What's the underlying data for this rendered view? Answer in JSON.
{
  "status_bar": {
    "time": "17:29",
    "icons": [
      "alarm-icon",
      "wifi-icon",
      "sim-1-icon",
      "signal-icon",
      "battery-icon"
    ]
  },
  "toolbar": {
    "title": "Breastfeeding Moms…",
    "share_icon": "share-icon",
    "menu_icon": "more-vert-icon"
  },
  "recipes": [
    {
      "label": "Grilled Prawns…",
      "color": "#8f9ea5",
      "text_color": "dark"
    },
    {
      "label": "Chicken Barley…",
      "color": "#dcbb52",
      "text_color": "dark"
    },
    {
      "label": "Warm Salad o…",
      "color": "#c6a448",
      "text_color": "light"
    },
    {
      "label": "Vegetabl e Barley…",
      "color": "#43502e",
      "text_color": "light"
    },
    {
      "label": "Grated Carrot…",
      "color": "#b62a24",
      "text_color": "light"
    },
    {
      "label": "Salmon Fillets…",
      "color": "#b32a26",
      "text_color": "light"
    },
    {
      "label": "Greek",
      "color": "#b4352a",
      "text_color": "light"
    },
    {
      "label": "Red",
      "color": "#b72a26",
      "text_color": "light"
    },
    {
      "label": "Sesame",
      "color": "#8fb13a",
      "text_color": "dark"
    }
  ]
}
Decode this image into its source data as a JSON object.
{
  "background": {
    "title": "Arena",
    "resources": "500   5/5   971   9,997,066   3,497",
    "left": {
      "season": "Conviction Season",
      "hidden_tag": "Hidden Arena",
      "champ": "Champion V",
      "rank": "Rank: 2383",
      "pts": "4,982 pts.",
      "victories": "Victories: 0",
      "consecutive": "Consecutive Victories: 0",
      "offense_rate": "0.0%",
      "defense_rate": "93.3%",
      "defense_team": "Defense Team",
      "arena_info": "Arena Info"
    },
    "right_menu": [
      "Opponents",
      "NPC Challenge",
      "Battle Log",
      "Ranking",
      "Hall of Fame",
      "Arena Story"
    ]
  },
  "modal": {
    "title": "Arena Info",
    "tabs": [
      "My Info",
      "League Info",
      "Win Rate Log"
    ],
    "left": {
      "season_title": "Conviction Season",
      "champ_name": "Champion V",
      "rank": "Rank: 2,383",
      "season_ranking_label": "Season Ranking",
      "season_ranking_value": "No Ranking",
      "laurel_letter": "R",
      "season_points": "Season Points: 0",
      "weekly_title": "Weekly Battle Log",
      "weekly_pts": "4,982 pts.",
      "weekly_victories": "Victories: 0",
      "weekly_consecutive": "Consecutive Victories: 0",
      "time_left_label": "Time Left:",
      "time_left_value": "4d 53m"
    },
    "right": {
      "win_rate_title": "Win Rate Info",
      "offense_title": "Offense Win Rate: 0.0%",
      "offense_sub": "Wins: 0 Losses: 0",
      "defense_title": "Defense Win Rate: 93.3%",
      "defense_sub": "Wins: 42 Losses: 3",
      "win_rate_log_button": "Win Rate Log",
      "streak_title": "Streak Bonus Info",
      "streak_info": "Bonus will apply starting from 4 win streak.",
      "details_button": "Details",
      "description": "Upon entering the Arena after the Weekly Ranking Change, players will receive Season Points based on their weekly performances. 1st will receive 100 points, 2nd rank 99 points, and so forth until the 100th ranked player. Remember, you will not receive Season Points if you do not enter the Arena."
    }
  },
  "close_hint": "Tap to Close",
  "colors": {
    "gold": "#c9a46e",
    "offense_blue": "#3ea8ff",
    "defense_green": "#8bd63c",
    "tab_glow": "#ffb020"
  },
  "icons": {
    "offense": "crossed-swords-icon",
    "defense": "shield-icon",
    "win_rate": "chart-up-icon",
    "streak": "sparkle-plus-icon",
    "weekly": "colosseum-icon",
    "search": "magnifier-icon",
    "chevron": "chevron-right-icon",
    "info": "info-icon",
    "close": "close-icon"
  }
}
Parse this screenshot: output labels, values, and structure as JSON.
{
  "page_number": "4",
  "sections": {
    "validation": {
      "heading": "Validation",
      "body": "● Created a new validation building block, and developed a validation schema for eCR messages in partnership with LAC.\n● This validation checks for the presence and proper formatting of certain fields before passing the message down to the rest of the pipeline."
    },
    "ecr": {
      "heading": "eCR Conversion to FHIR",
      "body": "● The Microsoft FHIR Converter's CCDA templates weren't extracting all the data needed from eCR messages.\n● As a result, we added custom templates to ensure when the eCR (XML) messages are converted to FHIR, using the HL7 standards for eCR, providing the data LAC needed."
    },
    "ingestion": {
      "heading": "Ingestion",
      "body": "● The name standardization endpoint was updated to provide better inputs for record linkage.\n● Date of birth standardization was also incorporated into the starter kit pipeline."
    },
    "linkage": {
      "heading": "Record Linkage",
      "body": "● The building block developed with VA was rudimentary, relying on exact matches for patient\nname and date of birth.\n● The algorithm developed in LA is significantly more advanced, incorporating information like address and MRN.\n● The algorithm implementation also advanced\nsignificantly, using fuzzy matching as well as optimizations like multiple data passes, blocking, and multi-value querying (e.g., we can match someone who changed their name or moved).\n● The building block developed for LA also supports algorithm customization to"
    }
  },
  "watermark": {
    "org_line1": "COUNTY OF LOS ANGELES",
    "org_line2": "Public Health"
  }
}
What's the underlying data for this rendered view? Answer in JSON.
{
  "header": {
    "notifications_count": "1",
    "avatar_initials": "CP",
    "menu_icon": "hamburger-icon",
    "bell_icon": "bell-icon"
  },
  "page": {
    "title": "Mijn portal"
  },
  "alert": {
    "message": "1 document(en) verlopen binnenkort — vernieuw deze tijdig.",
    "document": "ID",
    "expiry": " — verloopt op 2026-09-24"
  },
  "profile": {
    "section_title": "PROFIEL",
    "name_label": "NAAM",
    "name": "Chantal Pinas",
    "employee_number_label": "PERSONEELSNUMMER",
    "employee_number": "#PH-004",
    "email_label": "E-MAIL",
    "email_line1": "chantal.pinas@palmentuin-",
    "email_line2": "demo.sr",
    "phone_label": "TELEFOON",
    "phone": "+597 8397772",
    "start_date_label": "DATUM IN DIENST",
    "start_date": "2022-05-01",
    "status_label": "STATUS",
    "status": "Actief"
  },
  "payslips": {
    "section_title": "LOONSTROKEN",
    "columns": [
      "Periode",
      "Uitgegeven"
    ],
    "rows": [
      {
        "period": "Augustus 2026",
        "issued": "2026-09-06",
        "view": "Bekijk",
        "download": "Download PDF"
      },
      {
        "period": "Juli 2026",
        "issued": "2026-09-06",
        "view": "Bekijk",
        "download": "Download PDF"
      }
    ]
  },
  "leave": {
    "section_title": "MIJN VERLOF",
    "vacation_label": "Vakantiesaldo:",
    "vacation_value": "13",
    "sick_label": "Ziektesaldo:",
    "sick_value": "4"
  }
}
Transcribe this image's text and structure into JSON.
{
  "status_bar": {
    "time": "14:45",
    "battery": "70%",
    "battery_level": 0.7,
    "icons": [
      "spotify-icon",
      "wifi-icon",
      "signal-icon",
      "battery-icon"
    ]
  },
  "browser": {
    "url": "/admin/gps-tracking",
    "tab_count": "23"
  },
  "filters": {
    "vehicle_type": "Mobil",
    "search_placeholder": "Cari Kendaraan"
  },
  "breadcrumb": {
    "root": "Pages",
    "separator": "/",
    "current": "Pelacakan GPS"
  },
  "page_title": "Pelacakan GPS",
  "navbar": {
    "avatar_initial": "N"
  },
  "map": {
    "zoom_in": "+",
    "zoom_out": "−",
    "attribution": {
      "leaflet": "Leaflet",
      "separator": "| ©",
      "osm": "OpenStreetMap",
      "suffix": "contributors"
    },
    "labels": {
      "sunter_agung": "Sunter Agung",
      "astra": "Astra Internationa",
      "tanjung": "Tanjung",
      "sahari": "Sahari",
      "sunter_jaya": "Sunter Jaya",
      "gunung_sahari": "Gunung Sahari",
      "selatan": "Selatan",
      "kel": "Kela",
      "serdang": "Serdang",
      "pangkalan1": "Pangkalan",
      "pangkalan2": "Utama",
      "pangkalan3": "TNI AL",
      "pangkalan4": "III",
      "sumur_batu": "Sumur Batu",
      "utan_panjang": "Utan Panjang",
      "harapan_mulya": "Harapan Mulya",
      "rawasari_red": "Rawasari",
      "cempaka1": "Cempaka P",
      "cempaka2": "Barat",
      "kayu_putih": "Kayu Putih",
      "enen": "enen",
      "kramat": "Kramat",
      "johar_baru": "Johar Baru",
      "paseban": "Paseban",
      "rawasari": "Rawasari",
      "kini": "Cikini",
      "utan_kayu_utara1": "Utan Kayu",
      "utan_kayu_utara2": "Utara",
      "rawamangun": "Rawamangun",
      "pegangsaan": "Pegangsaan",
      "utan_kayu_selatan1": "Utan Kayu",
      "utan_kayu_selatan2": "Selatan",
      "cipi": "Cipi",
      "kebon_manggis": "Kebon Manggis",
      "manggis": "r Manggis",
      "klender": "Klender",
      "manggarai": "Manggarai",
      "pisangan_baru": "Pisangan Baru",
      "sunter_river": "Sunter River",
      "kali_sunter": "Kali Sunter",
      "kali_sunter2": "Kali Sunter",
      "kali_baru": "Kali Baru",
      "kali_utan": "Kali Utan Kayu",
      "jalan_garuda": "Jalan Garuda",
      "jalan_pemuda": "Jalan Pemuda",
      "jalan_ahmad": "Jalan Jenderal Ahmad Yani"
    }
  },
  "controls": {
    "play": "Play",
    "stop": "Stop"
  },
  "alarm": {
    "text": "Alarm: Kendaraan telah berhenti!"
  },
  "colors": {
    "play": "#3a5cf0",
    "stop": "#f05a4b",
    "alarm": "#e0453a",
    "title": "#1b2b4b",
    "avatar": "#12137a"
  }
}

──────────

Set problem – Go through the records and gather the lines that hold "Manggis".

Task solution –
      "kebon_manggis": "Kebon Manggis",
      "manggis": "r Manggis",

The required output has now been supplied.